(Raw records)

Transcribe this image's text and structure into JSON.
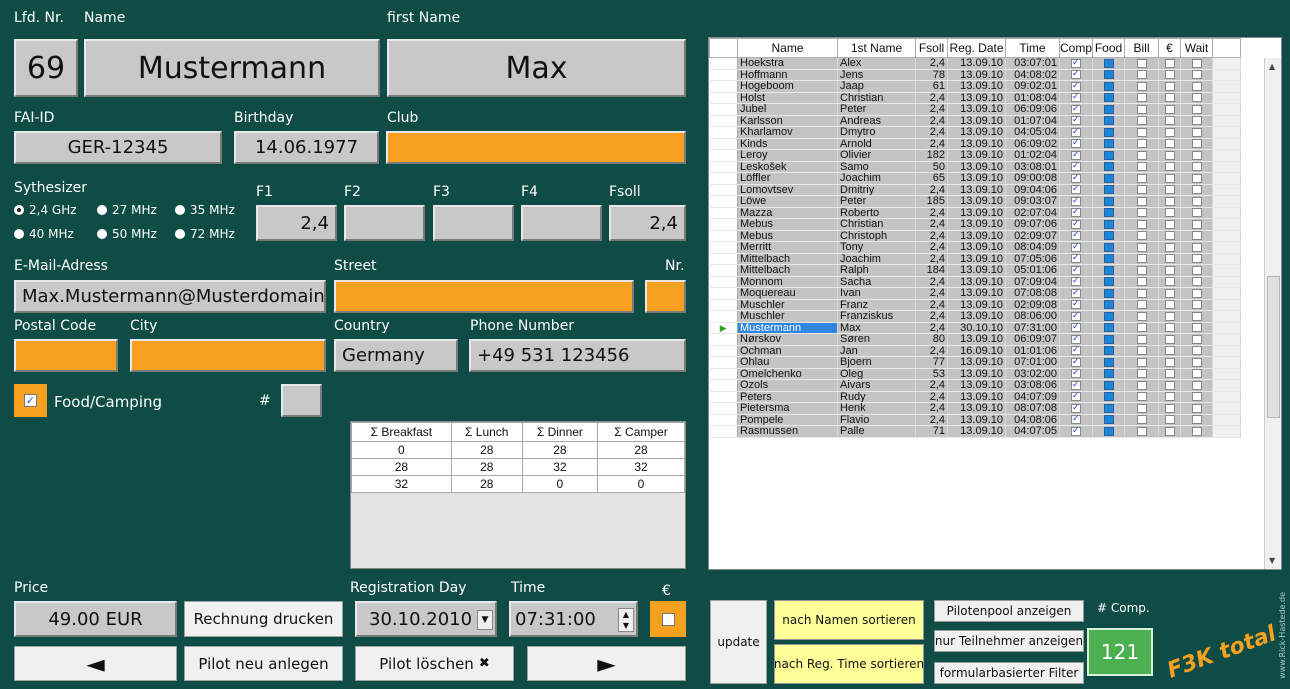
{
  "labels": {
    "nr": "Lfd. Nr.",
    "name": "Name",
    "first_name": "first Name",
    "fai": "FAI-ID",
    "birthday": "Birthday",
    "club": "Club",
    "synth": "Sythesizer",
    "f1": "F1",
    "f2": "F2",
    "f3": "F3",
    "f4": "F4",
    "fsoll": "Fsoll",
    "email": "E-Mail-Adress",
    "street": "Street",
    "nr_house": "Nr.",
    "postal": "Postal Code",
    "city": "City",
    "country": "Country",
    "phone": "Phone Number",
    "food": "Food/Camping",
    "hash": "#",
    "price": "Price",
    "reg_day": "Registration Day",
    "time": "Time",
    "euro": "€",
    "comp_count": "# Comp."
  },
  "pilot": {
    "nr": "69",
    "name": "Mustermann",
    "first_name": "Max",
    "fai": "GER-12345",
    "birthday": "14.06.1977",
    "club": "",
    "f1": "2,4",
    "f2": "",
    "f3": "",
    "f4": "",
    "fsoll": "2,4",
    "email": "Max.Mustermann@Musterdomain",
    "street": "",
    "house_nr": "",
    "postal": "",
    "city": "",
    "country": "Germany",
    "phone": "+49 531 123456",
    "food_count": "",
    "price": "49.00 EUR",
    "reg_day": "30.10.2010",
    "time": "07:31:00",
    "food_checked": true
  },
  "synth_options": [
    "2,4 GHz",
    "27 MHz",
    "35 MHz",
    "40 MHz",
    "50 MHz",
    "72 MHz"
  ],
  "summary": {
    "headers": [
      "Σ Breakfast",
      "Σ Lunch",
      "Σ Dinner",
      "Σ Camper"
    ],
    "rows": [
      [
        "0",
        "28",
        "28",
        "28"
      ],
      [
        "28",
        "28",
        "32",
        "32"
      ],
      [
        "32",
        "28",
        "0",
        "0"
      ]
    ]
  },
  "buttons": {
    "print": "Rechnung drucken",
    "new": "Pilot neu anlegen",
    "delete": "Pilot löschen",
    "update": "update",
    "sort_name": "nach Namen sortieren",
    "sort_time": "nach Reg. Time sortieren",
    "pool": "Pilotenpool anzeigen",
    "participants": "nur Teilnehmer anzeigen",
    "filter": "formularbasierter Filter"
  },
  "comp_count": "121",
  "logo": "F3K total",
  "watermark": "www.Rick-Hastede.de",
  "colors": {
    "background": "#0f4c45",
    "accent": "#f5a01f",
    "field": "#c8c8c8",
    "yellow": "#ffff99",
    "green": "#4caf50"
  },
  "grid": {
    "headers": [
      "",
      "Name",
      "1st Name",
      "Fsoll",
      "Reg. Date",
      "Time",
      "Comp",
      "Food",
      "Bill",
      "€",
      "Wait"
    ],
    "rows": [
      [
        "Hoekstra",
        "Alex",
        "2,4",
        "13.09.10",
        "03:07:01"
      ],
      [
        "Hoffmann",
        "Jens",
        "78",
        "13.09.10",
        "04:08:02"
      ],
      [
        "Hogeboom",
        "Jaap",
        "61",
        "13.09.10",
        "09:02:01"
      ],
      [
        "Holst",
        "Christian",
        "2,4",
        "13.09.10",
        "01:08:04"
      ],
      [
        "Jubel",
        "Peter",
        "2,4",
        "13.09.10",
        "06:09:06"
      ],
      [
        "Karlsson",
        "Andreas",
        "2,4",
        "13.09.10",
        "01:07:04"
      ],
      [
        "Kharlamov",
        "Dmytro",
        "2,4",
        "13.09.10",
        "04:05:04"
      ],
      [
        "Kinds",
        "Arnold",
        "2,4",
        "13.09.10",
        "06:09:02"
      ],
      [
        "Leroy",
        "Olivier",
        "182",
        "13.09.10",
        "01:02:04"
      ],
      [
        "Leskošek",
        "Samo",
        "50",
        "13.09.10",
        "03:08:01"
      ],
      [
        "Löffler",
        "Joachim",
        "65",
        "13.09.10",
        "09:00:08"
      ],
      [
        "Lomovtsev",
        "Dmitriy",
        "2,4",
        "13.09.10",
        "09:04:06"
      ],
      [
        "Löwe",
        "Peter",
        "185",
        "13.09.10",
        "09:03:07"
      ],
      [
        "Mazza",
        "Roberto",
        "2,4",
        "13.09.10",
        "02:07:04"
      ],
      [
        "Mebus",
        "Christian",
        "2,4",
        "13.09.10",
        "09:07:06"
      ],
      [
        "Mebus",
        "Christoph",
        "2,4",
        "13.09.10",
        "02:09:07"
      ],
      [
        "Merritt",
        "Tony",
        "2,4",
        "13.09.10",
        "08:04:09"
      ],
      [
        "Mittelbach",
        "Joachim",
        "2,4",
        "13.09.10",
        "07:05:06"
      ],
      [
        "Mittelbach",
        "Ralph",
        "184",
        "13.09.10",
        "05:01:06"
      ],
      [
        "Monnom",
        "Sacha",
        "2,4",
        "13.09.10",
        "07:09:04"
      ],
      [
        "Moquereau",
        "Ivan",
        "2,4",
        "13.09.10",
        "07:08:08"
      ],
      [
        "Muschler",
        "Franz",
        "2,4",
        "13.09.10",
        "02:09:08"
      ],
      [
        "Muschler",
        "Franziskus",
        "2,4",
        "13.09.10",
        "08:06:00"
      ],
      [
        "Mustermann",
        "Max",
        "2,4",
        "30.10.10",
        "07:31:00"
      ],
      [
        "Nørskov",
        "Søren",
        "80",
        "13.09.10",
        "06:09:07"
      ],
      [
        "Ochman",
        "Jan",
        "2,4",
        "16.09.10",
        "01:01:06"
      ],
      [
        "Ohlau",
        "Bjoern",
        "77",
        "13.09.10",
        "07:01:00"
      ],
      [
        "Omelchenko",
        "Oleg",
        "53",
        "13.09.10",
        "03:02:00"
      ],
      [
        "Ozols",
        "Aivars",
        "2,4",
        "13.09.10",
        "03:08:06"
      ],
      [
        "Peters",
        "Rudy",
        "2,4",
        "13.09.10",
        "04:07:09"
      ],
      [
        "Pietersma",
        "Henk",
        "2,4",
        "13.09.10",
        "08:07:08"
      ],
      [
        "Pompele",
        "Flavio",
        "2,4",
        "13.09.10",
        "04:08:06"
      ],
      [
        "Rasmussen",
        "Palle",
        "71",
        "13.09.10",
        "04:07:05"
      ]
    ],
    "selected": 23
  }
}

---

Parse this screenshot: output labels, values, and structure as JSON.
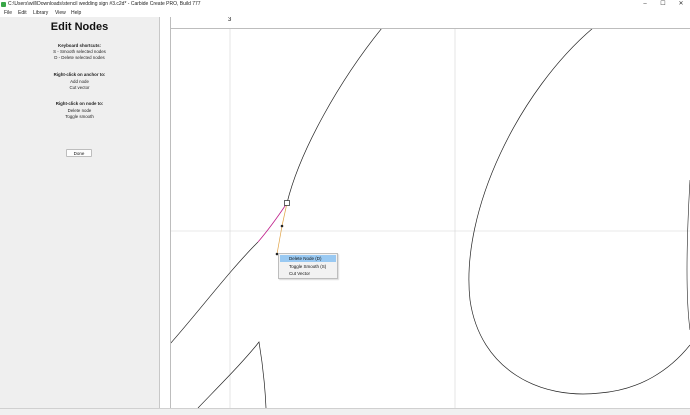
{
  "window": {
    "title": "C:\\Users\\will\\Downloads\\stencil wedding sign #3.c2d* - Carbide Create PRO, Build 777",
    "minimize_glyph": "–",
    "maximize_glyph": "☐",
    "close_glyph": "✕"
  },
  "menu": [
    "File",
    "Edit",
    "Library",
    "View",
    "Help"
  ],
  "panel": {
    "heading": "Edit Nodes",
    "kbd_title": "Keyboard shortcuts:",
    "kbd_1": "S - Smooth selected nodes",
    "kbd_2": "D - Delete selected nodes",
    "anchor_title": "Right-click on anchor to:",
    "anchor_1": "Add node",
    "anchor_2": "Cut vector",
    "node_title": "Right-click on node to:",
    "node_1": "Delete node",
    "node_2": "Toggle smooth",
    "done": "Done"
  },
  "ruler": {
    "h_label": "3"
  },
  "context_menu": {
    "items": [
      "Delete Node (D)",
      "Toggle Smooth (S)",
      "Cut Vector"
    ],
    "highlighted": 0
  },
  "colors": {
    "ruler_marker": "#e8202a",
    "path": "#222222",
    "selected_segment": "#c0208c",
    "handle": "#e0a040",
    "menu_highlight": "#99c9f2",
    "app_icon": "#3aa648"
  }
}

### GIVEN TASK:
Extract from the material all lines containing the string "phone".

### PROBLEM SOLUTION:
    "phone": "Phone Number",
    "phone": "+49 531 123456",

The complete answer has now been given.